• _What needs to be done_
Scan the records for the string "playback"; copy each line where it occurs.

• _Stored rows_
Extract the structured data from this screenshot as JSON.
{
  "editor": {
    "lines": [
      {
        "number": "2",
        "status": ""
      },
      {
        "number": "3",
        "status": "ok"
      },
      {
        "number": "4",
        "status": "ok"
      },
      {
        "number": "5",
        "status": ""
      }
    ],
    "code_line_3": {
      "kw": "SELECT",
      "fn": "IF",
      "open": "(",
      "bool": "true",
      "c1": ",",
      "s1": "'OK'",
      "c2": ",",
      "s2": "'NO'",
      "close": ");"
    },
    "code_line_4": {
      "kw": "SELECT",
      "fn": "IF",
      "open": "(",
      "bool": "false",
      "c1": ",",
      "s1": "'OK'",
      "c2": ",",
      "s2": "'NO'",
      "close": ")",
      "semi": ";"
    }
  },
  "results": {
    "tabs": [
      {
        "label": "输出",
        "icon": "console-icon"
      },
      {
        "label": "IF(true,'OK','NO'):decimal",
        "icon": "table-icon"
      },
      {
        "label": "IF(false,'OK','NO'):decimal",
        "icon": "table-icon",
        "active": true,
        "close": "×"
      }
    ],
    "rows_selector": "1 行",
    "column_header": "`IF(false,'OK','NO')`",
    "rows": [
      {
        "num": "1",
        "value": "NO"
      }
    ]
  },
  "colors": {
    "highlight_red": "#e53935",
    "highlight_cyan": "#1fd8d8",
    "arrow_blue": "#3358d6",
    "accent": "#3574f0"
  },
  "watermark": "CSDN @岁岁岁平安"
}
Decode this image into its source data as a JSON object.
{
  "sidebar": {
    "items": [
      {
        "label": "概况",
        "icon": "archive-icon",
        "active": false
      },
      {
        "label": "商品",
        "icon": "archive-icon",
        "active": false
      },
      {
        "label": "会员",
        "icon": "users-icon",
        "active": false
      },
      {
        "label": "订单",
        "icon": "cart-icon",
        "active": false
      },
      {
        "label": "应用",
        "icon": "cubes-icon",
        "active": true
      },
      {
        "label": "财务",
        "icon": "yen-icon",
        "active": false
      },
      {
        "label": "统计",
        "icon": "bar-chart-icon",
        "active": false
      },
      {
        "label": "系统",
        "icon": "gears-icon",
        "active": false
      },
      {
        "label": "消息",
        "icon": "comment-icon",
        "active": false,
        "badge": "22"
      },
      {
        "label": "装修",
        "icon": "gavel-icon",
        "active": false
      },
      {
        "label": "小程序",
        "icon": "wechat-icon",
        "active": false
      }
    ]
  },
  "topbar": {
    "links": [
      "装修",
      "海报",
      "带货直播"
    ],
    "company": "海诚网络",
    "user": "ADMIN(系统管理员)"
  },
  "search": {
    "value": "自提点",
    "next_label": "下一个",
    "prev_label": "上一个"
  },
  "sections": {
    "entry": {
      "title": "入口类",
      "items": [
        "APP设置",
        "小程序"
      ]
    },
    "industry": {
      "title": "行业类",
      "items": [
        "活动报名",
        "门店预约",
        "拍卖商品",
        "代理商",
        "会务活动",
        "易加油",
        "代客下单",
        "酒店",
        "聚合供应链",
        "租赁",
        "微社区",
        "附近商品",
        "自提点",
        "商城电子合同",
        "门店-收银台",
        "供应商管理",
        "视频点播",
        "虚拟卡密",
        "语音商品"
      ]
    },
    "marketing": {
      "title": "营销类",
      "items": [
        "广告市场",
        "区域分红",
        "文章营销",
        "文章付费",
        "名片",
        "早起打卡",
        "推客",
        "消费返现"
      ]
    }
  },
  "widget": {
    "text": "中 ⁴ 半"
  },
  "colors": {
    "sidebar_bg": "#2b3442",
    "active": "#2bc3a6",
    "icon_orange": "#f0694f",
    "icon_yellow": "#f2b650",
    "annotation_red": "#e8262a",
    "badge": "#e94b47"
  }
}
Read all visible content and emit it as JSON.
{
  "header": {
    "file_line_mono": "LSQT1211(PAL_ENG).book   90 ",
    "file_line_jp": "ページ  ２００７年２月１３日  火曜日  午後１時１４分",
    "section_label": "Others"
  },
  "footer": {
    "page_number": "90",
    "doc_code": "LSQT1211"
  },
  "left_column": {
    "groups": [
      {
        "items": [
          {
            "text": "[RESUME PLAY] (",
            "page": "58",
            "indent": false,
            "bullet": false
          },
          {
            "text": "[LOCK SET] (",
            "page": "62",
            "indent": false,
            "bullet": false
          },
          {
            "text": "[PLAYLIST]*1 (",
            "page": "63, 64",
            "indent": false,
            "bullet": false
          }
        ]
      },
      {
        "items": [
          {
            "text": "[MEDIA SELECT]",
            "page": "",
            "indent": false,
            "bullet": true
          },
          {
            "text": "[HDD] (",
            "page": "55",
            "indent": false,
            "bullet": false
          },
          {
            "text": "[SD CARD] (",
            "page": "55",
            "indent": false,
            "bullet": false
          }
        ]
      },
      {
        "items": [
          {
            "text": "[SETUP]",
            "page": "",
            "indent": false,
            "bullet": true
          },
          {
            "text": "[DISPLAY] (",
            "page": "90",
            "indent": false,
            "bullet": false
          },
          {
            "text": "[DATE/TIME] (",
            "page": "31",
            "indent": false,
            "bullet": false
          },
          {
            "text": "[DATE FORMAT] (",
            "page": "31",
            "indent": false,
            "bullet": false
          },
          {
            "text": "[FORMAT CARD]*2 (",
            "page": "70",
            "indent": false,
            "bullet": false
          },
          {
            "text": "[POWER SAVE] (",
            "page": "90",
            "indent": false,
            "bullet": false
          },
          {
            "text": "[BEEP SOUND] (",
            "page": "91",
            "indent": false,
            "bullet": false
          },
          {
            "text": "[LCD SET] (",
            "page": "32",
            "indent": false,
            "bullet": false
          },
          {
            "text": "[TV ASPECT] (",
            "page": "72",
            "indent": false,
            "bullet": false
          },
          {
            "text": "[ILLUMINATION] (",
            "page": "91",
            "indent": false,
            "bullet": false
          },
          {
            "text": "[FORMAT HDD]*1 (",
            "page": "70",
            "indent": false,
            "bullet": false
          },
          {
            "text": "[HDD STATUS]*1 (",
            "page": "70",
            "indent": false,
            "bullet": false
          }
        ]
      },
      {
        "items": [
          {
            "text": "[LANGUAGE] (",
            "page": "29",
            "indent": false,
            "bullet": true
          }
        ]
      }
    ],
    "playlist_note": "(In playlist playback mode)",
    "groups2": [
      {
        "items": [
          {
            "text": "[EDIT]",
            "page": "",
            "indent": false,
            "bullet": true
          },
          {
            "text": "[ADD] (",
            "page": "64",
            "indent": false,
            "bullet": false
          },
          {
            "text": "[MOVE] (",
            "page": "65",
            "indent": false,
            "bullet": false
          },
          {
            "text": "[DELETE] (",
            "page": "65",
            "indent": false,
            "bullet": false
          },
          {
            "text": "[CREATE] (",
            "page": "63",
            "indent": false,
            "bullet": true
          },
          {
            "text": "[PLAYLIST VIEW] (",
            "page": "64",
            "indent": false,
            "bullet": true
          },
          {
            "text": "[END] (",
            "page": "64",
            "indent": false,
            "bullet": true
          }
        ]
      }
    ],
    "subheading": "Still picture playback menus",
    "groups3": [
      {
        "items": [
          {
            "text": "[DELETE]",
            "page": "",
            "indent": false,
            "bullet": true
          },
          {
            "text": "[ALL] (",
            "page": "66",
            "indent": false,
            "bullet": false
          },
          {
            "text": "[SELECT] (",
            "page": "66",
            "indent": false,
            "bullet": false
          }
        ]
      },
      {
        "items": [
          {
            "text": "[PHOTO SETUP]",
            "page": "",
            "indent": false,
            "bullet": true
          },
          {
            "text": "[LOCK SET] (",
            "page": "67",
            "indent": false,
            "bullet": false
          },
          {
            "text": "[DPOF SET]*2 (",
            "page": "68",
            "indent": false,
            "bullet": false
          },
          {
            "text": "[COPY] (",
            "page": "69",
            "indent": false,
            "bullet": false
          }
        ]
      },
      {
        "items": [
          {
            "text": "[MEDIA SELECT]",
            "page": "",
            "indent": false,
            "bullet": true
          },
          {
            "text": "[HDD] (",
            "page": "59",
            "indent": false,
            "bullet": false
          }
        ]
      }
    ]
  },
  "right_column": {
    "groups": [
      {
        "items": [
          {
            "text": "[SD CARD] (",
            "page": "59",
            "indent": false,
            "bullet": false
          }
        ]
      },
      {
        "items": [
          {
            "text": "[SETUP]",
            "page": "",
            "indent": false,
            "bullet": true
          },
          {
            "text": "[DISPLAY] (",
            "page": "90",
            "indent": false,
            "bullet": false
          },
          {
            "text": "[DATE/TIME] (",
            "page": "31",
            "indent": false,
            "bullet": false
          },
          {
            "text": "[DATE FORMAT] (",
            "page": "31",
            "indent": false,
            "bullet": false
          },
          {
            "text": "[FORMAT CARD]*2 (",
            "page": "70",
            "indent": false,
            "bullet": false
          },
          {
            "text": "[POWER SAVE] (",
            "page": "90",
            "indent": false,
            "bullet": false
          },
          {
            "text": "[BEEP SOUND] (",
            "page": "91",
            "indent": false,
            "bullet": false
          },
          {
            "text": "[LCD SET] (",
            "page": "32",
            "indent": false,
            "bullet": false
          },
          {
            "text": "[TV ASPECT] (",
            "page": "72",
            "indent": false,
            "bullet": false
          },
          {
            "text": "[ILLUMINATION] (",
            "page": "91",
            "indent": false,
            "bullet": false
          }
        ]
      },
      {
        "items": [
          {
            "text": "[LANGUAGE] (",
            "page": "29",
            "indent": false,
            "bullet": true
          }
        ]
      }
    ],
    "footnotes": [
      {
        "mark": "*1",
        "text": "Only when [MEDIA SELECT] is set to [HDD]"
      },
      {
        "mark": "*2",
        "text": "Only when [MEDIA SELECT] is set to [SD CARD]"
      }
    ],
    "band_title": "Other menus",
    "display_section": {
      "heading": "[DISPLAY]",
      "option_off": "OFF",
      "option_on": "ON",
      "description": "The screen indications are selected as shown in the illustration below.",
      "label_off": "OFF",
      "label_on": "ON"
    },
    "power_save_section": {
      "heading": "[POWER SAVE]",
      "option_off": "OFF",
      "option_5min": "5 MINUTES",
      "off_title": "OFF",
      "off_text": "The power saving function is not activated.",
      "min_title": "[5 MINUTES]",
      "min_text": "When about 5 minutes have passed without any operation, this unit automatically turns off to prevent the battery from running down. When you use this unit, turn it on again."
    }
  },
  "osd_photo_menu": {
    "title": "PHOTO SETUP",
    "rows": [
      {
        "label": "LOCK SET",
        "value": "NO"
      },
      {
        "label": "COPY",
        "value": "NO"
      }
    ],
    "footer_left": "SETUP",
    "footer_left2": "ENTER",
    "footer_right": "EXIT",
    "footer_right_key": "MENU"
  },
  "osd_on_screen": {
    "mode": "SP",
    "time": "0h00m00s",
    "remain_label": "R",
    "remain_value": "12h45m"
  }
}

• _Correct answer_
    "playlist_note": "(In playlist playback mode)",
    "subheading": "Still picture playback menus",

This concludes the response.